(Short exercise)
Pull out every line below that contains the word "make".

(Records to use)

----

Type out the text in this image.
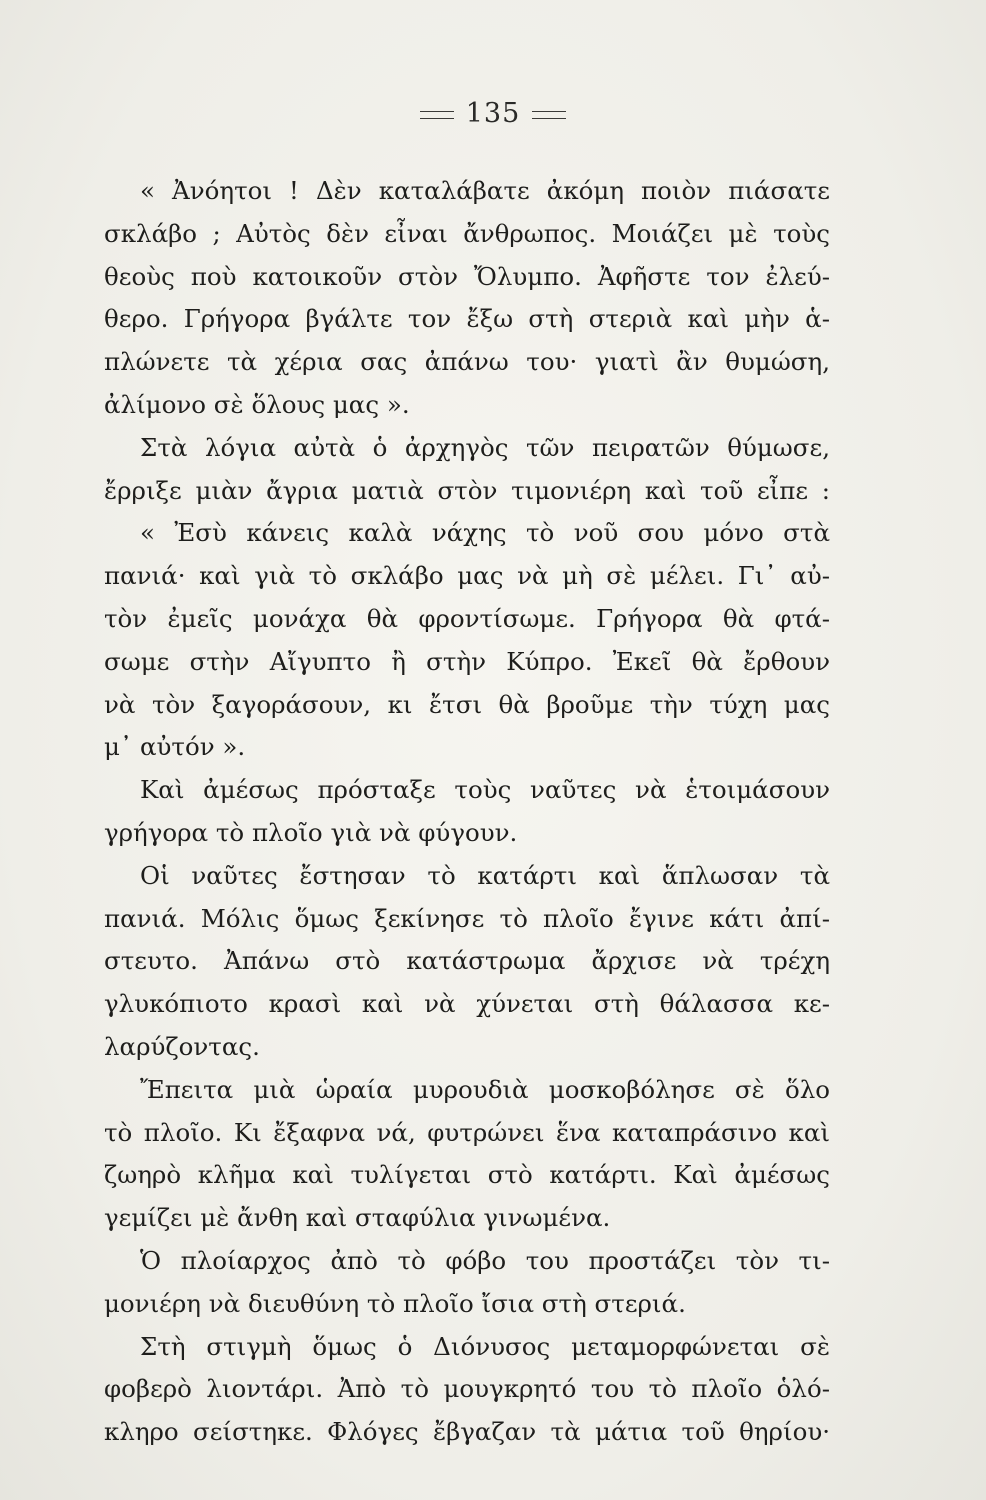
135
« Ἀνόητοι ! Δὲν καταλάβατε ἀκόμη ποιὸν πιάσατε
σκλάβο ; Αὐτὸς δὲν εἶναι ἄνθρωπος. Μοιάζει μὲ τοὺς
θεοὺς ποὺ κατοικοῦν στὸν Ὄλυμπο. Ἀφῆστε τον ἐλεύ-
θερο. Γρήγορα βγάλτε τον ἔξω στὴ στεριὰ καὶ μὴν ἁ-
πλώνετε τὰ χέρια σας ἀπάνω του· γιατὶ ἂν θυμώση,
ἀλίμονο σὲ ὅλους μας ».
Στὰ λόγια αὐτὰ ὁ ἀρχηγὸς τῶν πειρατῶν θύμωσε,
ἔρριξε μιὰν ἄγρια ματιὰ στὸν τιμονιέρη καὶ τοῦ εἶπε :
« Ἐσὺ κάνεις καλὰ νάχης τὸ νοῦ σου μόνο στὰ
πανιά· καὶ γιὰ τὸ σκλάβο μας νὰ μὴ σὲ μέλει. Γι᾿ αὐ-
τὸν ἐμεῖς μονάχα θὰ φροντίσωμε. Γρήγορα θὰ φτά-
σωμε στὴν Αἴγυπτο ἢ στὴν Κύπρο. Ἐκεῖ θὰ ἔρθουν
νὰ τὸν ξαγοράσουν, κι ἔτσι θὰ βροῦμε τὴν τύχη μας
μ᾿ αὐτόν ».
Καὶ ἀμέσως πρόσταξε τοὺς ναῦτες νὰ ἑτοιμάσουν
γρήγορα τὸ πλοῖο γιὰ νὰ φύγουν.
Οἱ ναῦτες ἔστησαν τὸ κατάρτι καὶ ἅπλωσαν τὰ
πανιά. Μόλις ὅμως ξεκίνησε τὸ πλοῖο ἔγινε κάτι ἀπί-
στευτο. Ἀπάνω στὸ κατάστρωμα ἄρχισε νὰ τρέχη
γλυκόπιοτο κρασὶ καὶ νὰ χύνεται στὴ θάλασσα κε-
λαρύζοντας.
Ἔπειτα μιὰ ὡραία μυρουδιὰ μοσκοβόλησε σὲ ὅλο
τὸ πλοῖο. Κι ἔξαφνα νά, φυτρώνει ἕνα καταπράσινο καὶ
ζωηρὸ κλῆμα καὶ τυλίγεται στὸ κατάρτι. Καὶ ἀμέσως
γεμίζει μὲ ἄνθη καὶ σταφύλια γινωμένα.
Ὁ πλοίαρχος ἀπὸ τὸ φόβο του προστάζει τὸν τι-
μονιέρη νὰ διευθύνη τὸ πλοῖο ἴσια στὴ στεριά.
Στὴ στιγμὴ ὅμως ὁ Διόνυσος μεταμορφώνεται σὲ
φοβερὸ λιοντάρι. Ἀπὸ τὸ μουγκρητό του τὸ πλοῖο ὁλό-
κληρο σείστηκε. Φλόγες ἔβγαζαν τὰ μάτια τοῦ θηρίου·
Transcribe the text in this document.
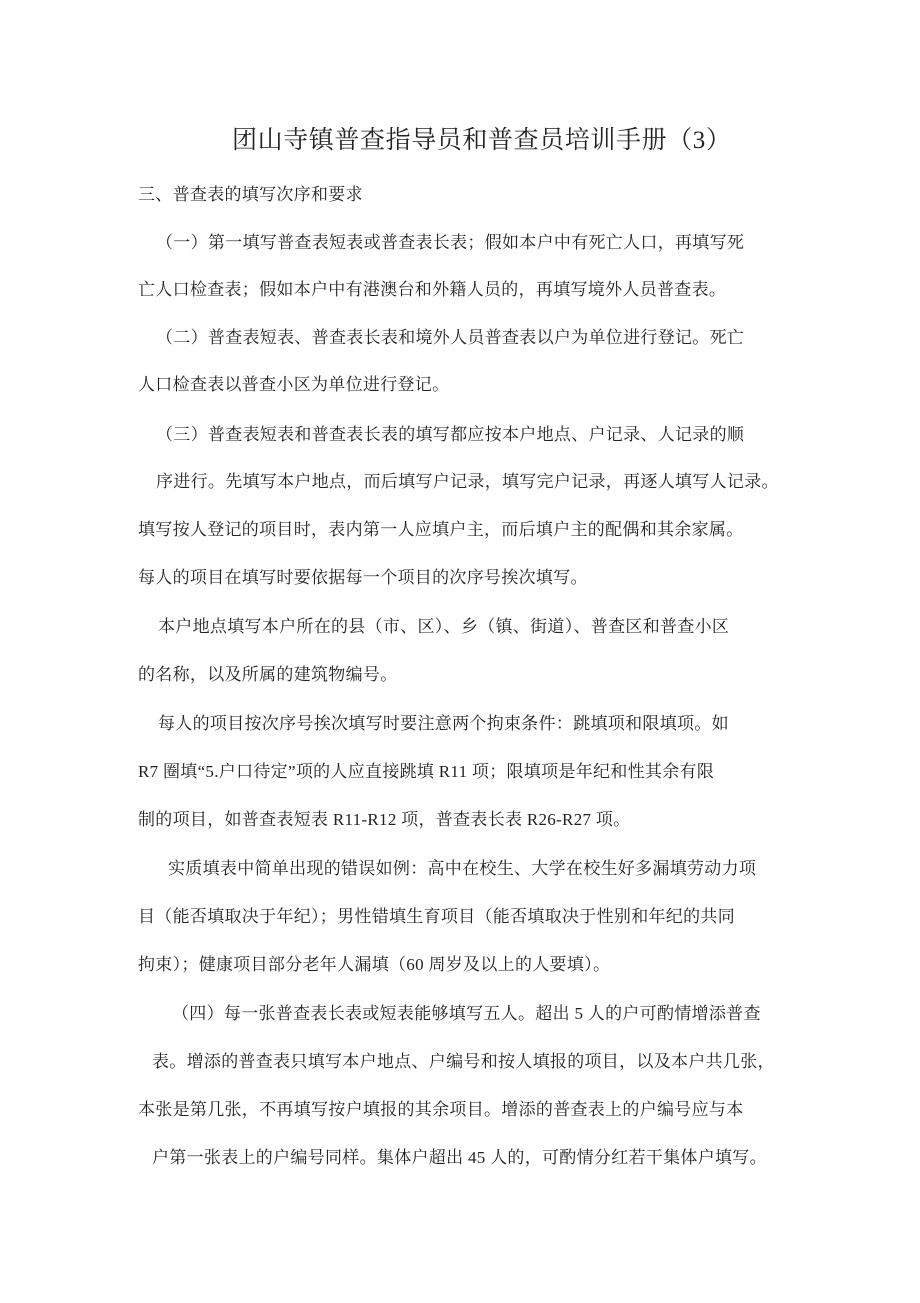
团山寺镇普查指导员和普查员培训手册（3）
三、普查表的填写次序和要求
（一）第一填写普查表短表或普查表长表；假如本户中有死亡人口，再填写死
亡人口检查表；假如本户中有港澳台和外籍人员的，再填写境外人员普查表。
（二）普查表短表、普查表长表和境外人员普查表以户为单位进行登记。死亡
人口检查表以普查小区为单位进行登记。
（三）普查表短表和普查表长表的填写都应按本户地点、户记录、人记录的顺
序进行。先填写本户地点，而后填写户记录，填写完户记录，再逐人填写人记录。
填写按人登记的项目时，表内第一人应填户主，而后填户主的配偶和其余家属。
每人的项目在填写时要依据每一个项目的次序号挨次填写。
本户地点填写本户所在的县（市、区）、乡（镇、街道）、普查区和普查小区
的名称，以及所属的建筑物编号。
每人的项目按次序号挨次填写时要注意两个拘束条件：跳填项和限填项。如
R7 圈填“5.户口待定”项的人应直接跳填 R11 项；限填项是年纪和性其余有限
制的项目，如普查表短表 R11-R12 项，普查表长表 R26-R27 项。
实质填表中简单出现的错误如例：高中在校生、大学在校生好多漏填劳动力项
目（能否填取决于年纪）；男性错填生育项目（能否填取决于性别和年纪的共同
拘束）；健康项目部分老年人漏填（60 周岁及以上的人要填）。
（四）每一张普查表长表或短表能够填写五人。超出 5 人的户可酌情增添普查
表。增添的普查表只填写本户地点、户编号和按人填报的项目，以及本户共几张，
本张是第几张，不再填写按户填报的其余项目。增添的普查表上的户编号应与本
户第一张表上的户编号同样。集体户超出 45 人的，可酌情分红若干集体户填写。
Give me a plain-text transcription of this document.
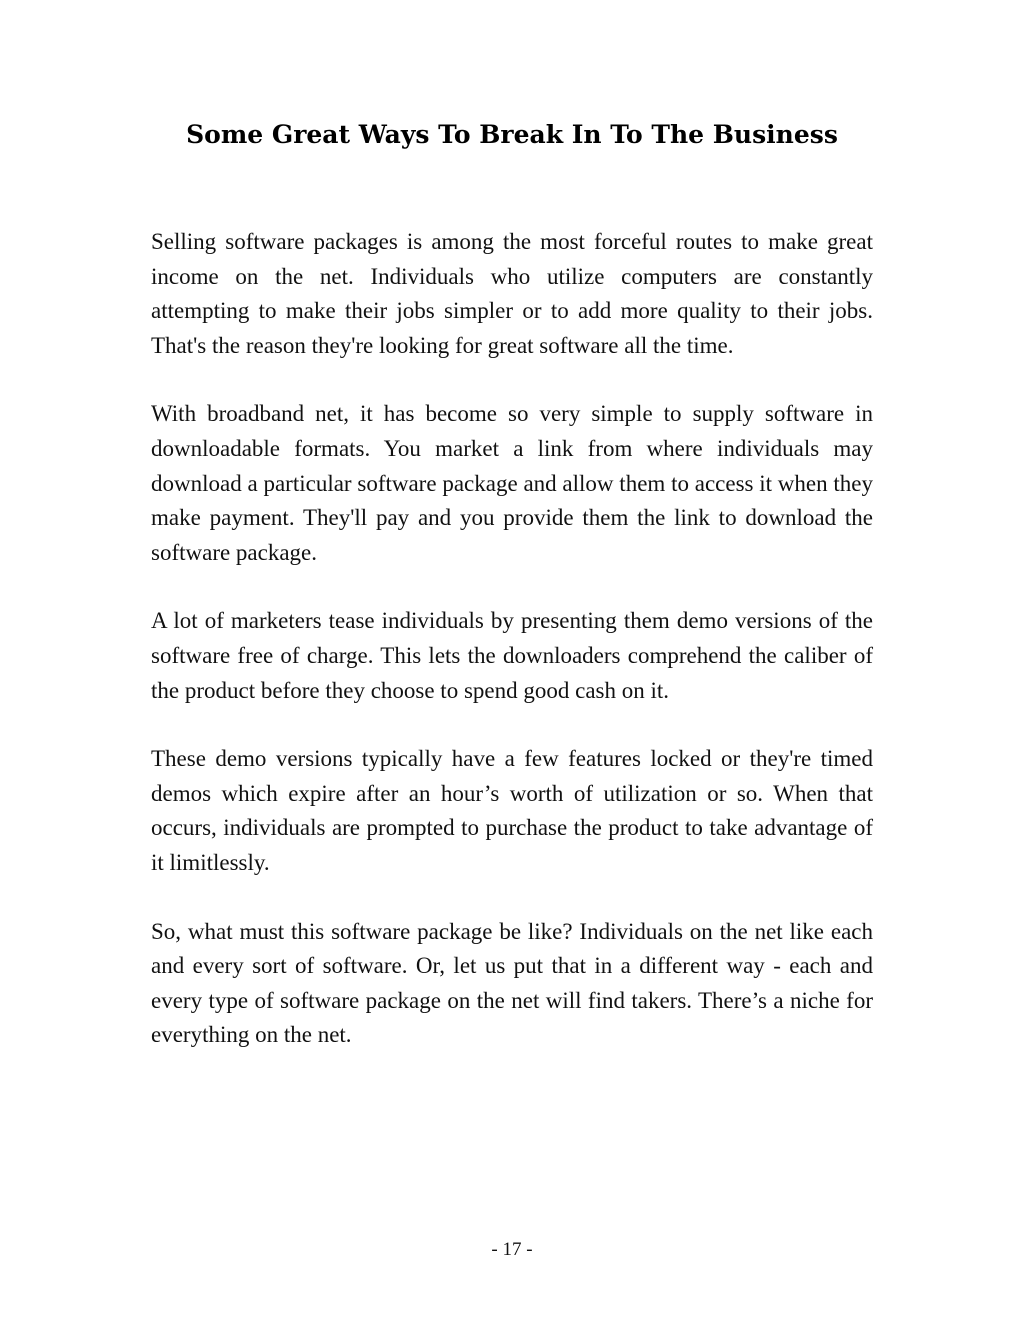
Some Great Ways To Break In To The Business

Selling software packages is among the most forceful routes to make great income on the net. Individuals who utilize computers are constantly attempting to make their jobs simpler or to add more quality to their jobs. That's the reason they're looking for great software all the time.

With broadband net, it has become so very simple to supply software in downloadable formats. You market a link from where individuals may download a particular software package and allow them to access it when they make payment. They'll pay and you provide them the link to download the software package.

A lot of marketers tease individuals by presenting them demo versions of the software free of charge. This lets the downloaders comprehend the caliber of the product before they choose to spend good cash on it.

These demo versions typically have a few features locked or they're timed demos which expire after an hour’s worth of utilization or so. When that occurs, individuals are prompted to purchase the product to take advantage of it limitlessly.

So, what must this software package be like? Individuals on the net like each and every sort of software. Or, let us put that in a different way - each and every type of software package on the net will find takers. There’s a niche for everything on the net.

- 17 -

----

(Solution to this task)
Selling software packages is among the most forceful routes to make great income on the net. Individuals who utilize computers are constantly attempting to make their jobs simpler or to add more quality to their jobs. That's the reason they're looking for great software all the time.
With broadband net, it has become so very simple to supply software in downloadable formats. You market a link from where individuals may download a particular software package and allow them to access it when they make payment. They'll pay and you provide them the link to download the software package.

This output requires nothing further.